_GIVEN TASK:_ Work out how many lines hold "screenshot". Give the number and nothing else.

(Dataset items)
* * *

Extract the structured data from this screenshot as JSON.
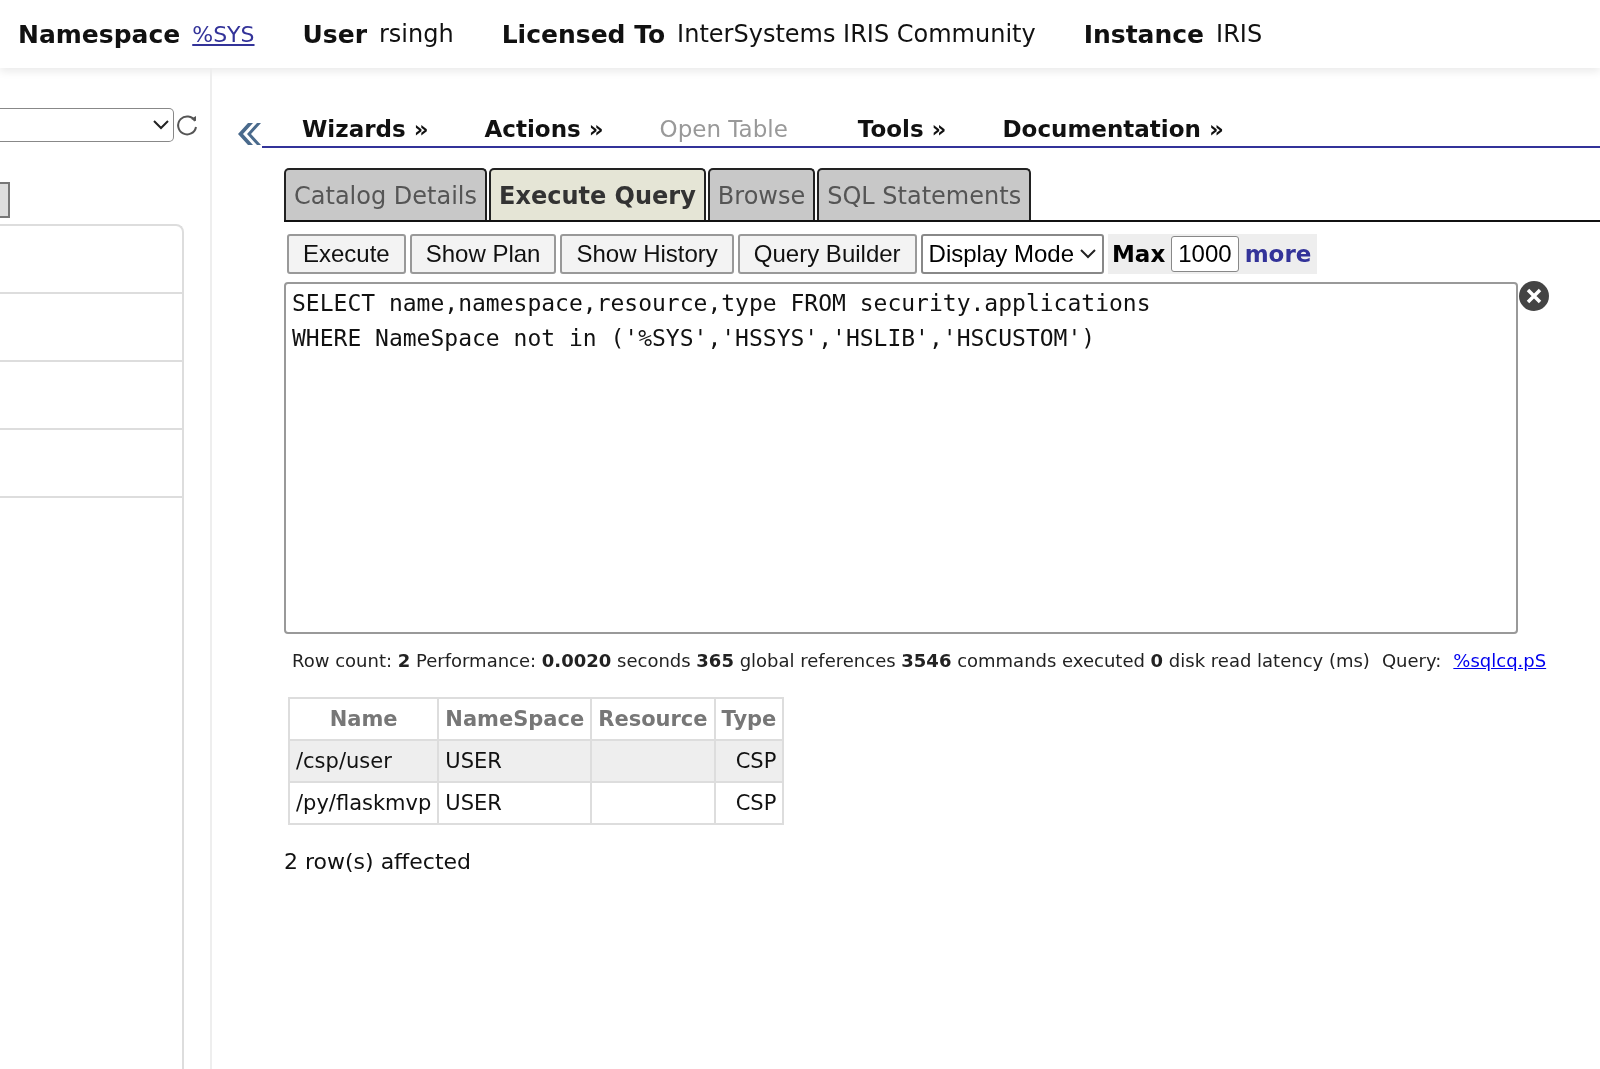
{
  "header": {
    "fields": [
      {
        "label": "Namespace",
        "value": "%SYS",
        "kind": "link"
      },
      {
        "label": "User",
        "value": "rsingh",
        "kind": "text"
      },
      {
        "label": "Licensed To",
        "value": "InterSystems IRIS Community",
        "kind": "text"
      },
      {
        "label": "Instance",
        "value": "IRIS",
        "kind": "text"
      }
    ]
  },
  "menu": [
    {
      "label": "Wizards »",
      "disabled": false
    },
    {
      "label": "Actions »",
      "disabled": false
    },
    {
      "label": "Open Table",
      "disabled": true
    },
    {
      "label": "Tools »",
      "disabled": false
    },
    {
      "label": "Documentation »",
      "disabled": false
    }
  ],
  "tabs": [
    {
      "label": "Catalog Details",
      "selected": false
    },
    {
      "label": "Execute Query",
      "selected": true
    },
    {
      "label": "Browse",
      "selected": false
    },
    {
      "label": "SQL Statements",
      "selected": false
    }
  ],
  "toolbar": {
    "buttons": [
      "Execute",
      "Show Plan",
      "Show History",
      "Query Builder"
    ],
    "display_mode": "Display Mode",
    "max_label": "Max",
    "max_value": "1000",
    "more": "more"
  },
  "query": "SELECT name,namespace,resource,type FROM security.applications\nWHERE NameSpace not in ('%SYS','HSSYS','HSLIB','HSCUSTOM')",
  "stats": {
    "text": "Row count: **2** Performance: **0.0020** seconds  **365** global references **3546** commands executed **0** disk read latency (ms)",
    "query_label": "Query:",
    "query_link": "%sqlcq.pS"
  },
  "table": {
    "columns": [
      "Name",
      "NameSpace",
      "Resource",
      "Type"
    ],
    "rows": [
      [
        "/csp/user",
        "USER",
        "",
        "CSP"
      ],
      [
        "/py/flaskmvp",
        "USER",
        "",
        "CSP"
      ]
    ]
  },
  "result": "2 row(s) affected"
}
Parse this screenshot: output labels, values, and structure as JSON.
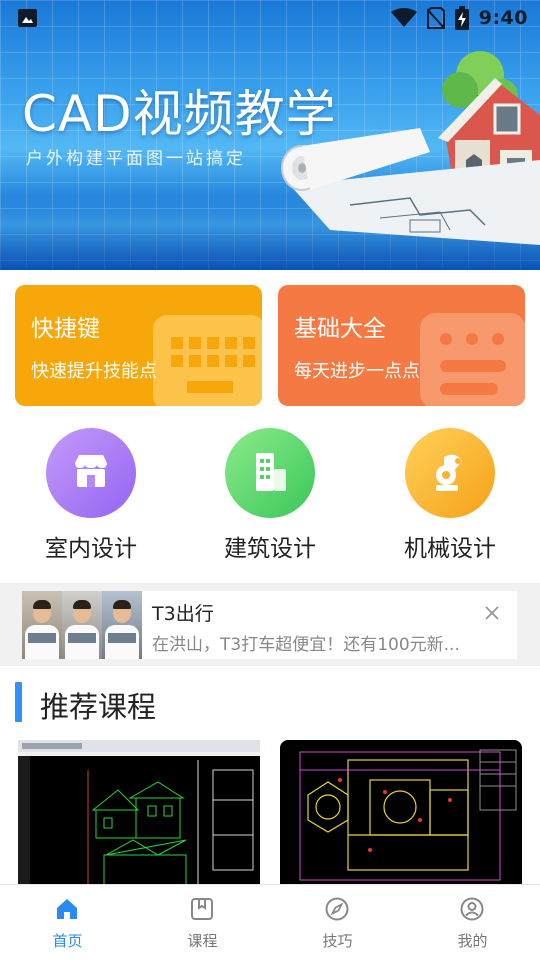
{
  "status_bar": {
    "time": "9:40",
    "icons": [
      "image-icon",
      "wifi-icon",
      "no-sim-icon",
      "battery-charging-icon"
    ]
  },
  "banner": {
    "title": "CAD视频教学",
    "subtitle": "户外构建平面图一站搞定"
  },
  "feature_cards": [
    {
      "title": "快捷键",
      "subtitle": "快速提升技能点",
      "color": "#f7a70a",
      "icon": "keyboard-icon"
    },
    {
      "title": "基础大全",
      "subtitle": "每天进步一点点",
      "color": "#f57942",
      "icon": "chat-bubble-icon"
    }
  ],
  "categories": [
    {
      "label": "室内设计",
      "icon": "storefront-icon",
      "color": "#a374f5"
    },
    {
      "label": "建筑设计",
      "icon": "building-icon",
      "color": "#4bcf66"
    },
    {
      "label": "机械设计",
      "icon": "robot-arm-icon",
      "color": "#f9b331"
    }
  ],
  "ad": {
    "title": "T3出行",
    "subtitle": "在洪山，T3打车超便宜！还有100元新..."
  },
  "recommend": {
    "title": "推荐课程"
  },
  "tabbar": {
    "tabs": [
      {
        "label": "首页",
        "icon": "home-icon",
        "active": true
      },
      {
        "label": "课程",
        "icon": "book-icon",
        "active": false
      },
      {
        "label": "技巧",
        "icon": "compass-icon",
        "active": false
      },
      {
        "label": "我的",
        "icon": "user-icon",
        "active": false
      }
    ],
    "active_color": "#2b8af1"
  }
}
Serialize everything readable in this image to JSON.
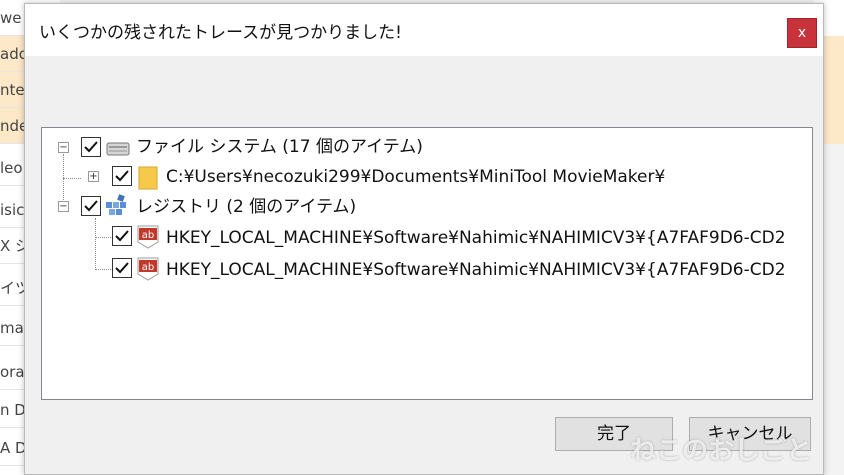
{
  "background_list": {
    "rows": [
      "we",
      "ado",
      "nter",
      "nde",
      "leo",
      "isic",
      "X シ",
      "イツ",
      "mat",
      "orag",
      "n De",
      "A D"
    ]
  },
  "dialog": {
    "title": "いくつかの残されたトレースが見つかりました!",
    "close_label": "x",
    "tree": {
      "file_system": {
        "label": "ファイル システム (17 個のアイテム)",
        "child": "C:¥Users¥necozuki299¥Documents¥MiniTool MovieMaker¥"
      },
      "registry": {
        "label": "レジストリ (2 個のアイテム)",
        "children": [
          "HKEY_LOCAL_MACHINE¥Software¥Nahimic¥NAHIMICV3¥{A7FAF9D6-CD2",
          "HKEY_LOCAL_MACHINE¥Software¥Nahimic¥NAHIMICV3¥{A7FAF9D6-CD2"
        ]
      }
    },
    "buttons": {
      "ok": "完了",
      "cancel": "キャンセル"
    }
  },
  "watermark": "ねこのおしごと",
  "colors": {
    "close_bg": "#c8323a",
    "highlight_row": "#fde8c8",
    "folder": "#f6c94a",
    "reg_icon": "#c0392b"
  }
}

* * *

_FINAL RESULT:_ 2